» EXERCISE OBJECTIVE
Copy the lines of the listing below word for word, the stretch from the line containing "Localize each UI" through the line containing "data-label: 120 bbox=[249, 189, 281, 210]", both included. Omit the pictures.

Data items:
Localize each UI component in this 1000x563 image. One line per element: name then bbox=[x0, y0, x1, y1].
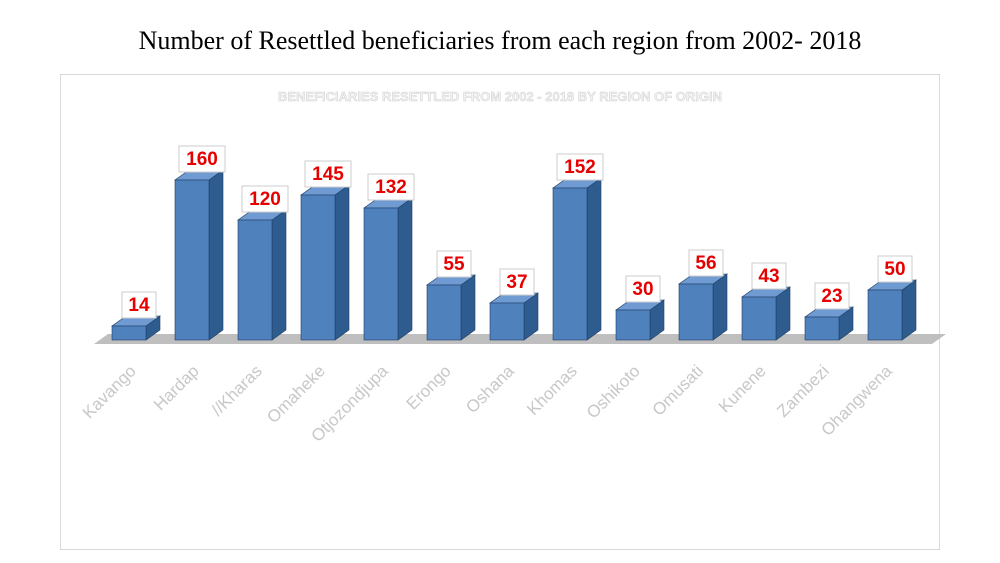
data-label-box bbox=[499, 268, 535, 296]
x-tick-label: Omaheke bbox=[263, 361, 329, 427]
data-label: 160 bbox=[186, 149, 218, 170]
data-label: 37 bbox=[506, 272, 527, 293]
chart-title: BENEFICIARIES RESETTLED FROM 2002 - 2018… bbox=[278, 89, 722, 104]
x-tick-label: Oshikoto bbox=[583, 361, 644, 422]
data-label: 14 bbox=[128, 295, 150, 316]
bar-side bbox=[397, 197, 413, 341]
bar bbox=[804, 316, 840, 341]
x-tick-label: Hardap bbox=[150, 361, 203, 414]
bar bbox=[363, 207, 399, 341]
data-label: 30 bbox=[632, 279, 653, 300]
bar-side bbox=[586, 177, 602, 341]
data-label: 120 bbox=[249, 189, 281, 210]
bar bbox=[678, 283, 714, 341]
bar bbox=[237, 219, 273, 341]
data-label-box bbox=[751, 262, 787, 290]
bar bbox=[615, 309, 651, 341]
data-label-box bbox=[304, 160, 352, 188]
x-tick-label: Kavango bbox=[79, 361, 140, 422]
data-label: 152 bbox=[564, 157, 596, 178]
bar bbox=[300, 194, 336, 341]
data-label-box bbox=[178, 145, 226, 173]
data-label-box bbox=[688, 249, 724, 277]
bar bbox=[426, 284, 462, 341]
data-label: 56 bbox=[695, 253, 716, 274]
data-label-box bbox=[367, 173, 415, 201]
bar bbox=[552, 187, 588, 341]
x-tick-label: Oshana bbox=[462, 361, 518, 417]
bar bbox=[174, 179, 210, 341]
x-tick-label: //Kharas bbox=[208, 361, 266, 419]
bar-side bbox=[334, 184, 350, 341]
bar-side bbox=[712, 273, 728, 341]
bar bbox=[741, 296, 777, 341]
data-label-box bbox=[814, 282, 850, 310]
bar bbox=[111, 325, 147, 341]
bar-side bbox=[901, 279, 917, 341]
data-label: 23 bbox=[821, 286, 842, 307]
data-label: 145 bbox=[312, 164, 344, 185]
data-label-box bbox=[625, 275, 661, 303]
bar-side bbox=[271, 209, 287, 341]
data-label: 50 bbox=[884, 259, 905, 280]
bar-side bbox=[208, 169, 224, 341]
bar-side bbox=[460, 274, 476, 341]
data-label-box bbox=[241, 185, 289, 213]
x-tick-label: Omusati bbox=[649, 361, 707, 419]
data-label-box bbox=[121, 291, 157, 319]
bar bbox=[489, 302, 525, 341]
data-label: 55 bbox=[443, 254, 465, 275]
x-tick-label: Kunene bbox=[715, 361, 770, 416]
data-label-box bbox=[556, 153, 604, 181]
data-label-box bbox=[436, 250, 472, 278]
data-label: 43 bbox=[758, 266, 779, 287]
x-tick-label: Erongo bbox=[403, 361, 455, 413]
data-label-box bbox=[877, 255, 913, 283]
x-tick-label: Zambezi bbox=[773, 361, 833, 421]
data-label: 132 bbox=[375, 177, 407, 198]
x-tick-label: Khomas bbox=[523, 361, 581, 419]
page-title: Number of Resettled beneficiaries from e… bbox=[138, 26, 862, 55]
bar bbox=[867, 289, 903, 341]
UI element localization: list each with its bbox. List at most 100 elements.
* * *
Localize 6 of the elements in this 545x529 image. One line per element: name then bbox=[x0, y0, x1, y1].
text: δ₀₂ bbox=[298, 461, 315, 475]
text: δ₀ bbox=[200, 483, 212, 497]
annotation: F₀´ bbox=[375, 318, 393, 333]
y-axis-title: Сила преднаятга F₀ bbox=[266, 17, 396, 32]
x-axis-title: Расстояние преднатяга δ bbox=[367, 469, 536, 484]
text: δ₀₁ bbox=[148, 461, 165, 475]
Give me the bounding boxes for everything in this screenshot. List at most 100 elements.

» RESPONSE
Localize each UI component in this 1000x563 image. One line per element: name then bbox=[x0, y0, x1, y1].
data-label-box bbox=[499, 268, 535, 296]
x-tick-label: Omaheke bbox=[263, 361, 329, 427]
data-label: 160 bbox=[186, 149, 218, 170]
data-label: 37 bbox=[506, 272, 527, 293]
chart-title: BENEFICIARIES RESETTLED FROM 2002 - 2018… bbox=[278, 89, 722, 104]
x-tick-label: Oshikoto bbox=[583, 361, 644, 422]
data-label: 14 bbox=[128, 295, 150, 316]
bar-side bbox=[397, 197, 413, 341]
bar bbox=[804, 316, 840, 341]
x-tick-label: Hardap bbox=[150, 361, 203, 414]
bar bbox=[363, 207, 399, 341]
data-label: 30 bbox=[632, 279, 653, 300]
bar-side bbox=[586, 177, 602, 341]
data-label: 120 bbox=[249, 189, 281, 210]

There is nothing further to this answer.